[start of Data supplied]
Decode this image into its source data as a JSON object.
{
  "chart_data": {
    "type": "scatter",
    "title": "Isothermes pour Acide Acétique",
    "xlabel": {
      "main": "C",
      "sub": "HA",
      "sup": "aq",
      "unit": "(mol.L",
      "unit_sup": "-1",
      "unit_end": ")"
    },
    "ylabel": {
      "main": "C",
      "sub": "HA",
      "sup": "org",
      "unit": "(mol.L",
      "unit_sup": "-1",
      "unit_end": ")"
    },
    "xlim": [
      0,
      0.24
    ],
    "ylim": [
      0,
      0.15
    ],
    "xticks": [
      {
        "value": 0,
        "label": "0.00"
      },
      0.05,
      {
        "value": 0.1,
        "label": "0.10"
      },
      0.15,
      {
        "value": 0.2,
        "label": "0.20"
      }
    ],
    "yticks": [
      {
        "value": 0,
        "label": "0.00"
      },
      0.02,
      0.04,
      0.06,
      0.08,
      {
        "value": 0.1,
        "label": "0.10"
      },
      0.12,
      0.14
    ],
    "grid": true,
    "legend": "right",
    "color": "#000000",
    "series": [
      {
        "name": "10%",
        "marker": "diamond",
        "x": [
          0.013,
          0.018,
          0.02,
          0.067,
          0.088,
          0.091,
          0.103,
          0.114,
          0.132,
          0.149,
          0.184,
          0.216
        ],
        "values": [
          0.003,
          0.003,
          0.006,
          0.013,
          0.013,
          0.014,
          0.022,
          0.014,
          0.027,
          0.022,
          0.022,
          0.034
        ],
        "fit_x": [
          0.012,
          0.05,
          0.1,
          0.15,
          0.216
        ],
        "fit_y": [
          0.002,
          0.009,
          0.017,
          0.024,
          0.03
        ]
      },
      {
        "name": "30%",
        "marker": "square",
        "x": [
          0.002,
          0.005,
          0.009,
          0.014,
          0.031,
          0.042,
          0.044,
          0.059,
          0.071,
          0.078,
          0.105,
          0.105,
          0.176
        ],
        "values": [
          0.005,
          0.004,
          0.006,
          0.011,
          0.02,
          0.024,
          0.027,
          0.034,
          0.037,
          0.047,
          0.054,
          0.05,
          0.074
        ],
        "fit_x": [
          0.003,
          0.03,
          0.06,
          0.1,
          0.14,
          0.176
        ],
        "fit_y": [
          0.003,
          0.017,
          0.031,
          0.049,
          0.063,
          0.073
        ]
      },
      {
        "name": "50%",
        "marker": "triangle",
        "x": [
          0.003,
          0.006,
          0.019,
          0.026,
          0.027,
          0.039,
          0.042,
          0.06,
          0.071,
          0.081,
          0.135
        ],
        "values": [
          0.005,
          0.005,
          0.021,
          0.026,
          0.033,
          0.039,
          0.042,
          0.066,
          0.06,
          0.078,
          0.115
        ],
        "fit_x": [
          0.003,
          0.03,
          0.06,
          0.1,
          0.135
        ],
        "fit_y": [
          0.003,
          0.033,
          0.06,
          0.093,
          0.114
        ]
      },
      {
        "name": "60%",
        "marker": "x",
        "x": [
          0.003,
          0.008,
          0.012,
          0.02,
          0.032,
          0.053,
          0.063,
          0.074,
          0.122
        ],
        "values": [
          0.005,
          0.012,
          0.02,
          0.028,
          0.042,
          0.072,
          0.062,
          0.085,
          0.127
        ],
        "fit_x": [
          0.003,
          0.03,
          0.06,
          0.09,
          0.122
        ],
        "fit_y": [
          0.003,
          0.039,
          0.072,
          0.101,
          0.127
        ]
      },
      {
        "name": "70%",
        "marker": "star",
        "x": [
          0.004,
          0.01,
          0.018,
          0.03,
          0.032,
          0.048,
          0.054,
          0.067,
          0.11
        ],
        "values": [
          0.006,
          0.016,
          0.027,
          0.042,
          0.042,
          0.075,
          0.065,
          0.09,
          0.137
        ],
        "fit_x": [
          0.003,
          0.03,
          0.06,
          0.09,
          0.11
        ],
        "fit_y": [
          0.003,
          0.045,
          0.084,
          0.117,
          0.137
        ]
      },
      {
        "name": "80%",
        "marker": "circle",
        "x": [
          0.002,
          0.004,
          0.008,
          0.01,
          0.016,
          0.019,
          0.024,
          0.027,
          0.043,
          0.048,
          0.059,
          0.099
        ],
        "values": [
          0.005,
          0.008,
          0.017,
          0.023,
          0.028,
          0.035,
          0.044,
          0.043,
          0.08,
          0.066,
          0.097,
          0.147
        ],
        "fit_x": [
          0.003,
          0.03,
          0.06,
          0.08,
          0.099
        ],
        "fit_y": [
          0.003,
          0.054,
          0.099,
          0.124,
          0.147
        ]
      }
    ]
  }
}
[end of Data supplied]
• [The exercise]:
Which lines hold the word "name"? Copy each of them from the records.

• [Task result]:
        "name": "10%",
        "name": "30%",
        "name": "50%",
        "name": "60%",
        "name": "70%",
        "name": "80%",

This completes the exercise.